WHAT YOU HAVE TO DO |
How many lines of the entries below include the word "name"? Answer with the number alone.
+ + + + + + +
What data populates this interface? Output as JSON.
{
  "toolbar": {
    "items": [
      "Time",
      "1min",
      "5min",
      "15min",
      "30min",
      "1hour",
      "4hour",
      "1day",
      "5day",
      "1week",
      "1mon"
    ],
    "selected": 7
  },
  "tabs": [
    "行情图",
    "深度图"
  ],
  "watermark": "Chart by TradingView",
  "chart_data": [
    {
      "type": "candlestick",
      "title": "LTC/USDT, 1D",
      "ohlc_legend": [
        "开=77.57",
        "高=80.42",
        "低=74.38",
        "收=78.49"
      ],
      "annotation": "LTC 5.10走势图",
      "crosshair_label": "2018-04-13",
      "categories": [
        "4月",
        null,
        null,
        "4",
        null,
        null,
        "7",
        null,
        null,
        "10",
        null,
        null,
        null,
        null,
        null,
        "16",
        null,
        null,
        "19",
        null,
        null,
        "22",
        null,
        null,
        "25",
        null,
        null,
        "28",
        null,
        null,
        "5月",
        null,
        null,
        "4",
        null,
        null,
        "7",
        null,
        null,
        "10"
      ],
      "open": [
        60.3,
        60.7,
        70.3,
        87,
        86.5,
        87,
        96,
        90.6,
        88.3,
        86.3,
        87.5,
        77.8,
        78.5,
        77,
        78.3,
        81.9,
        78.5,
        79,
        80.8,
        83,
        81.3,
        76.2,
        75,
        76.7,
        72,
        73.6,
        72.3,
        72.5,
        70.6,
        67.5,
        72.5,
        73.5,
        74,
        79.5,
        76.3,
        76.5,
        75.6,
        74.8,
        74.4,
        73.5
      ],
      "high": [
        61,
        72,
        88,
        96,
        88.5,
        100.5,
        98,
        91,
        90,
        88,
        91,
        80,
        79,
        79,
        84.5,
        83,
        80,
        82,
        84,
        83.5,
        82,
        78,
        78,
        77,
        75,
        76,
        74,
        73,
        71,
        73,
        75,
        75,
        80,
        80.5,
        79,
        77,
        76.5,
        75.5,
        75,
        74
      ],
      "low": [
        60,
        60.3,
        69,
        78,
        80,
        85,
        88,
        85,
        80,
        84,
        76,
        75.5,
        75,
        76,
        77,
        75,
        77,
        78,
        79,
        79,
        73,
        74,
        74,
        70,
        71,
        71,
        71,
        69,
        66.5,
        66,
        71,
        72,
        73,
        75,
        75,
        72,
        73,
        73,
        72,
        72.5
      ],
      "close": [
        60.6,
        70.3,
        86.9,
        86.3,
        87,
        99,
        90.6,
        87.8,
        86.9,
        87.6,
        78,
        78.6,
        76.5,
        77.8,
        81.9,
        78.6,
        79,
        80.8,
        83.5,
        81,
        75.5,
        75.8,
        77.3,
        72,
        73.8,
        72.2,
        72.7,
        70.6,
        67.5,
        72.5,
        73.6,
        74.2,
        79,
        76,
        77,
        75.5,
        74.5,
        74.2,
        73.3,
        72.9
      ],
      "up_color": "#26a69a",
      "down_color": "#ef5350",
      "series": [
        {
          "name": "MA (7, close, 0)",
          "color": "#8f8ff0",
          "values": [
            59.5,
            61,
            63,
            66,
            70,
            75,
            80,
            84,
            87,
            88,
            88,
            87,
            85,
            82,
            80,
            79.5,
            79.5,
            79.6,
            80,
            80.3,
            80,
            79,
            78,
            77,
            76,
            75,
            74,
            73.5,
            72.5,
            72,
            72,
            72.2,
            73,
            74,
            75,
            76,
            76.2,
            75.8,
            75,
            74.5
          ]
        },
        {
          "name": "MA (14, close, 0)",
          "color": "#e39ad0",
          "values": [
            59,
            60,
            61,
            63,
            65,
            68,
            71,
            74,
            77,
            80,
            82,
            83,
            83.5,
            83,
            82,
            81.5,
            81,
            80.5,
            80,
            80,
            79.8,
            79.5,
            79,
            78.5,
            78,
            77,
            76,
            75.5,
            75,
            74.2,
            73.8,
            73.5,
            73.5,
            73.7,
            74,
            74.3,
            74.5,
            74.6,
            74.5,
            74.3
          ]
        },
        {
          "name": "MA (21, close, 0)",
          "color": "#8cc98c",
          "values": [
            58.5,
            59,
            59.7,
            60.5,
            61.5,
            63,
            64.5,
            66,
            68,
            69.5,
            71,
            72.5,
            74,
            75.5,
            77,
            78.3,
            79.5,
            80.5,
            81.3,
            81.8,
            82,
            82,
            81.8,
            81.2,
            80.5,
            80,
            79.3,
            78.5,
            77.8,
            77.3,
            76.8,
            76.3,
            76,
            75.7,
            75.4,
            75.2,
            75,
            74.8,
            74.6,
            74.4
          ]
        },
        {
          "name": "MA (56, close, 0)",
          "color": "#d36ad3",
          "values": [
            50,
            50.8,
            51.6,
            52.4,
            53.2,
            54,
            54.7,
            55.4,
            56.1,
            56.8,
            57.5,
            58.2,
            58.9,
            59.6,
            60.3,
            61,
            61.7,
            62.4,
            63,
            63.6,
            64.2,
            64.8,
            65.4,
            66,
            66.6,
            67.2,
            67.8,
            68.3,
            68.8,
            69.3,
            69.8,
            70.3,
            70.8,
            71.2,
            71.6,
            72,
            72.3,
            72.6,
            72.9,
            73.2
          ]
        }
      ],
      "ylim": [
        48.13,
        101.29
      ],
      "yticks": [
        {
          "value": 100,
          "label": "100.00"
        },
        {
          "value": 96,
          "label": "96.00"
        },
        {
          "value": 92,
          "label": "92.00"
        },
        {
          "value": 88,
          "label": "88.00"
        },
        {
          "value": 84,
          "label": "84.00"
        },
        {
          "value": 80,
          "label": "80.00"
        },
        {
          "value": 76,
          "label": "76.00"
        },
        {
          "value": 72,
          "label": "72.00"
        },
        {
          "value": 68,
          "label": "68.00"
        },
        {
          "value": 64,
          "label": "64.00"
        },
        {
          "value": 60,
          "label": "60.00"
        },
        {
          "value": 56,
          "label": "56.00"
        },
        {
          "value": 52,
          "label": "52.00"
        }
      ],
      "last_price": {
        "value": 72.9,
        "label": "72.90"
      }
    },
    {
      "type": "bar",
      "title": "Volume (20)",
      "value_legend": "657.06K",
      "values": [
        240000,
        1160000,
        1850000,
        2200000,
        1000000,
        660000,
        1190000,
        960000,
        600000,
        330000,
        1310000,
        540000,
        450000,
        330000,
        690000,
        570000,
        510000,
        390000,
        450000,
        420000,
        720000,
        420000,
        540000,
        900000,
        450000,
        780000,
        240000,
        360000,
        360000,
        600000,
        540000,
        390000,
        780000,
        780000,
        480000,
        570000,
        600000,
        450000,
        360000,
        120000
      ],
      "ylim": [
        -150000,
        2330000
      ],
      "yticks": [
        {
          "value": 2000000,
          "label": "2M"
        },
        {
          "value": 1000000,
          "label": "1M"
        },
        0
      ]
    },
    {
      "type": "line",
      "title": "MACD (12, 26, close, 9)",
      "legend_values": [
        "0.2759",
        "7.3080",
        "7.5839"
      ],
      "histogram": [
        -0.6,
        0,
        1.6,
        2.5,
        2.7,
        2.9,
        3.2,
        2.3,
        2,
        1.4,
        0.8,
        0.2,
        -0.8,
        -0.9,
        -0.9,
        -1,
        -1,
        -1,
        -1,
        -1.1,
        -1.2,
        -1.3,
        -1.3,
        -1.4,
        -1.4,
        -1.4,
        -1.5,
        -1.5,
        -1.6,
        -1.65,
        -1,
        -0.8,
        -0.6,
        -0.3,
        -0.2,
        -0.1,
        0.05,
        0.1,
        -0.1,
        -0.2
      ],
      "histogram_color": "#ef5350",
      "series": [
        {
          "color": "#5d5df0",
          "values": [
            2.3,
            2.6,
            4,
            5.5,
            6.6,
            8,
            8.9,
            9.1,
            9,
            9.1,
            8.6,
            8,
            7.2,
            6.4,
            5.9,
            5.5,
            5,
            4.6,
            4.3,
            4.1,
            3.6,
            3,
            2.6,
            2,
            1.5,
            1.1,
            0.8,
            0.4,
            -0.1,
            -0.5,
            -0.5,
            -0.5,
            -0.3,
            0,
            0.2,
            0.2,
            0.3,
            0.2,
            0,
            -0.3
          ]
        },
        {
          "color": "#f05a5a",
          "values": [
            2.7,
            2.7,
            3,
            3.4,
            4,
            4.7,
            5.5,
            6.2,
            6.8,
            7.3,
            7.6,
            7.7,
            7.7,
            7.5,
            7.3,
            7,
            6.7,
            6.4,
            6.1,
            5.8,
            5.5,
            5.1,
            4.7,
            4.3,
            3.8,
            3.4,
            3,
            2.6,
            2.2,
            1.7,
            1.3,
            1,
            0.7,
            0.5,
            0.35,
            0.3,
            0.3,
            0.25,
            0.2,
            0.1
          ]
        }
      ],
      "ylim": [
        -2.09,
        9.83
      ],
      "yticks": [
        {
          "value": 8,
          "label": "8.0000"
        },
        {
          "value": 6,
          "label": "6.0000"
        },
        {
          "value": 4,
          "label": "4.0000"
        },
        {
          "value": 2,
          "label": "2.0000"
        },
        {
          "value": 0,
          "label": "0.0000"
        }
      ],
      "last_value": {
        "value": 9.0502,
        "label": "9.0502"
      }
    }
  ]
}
+ + + + + + +
TASK SOLUTION |
4